[Figure contents as structured data]
--

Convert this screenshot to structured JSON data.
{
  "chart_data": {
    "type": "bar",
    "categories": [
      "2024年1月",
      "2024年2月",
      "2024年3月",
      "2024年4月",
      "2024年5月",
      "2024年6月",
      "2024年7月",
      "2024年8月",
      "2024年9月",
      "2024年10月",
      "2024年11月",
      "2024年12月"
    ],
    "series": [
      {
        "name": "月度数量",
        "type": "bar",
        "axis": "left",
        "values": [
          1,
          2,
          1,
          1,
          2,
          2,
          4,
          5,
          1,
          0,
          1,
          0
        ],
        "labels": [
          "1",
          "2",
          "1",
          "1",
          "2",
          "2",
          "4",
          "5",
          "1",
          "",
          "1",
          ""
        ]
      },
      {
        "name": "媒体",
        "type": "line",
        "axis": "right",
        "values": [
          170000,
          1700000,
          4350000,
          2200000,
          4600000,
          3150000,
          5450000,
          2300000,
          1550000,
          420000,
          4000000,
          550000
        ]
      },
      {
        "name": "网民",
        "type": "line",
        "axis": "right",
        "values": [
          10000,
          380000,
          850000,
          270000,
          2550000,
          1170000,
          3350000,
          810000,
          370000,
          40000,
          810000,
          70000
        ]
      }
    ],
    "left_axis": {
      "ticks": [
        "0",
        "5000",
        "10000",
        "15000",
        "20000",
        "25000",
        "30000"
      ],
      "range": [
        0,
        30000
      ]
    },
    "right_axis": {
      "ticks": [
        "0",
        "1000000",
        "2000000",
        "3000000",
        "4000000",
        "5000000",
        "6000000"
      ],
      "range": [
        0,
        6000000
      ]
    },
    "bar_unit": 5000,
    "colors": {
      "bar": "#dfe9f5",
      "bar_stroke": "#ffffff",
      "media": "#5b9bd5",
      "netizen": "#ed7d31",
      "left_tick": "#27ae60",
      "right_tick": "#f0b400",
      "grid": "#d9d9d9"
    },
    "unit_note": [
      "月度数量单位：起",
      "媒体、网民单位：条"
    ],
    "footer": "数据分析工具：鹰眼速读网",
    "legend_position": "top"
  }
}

--

What you have to do:
From the entries above, collect every line with the string "type" in it.

Exercise result:
    "type": "bar",
        "type": "bar",
        "type": "line",
        "type": "line",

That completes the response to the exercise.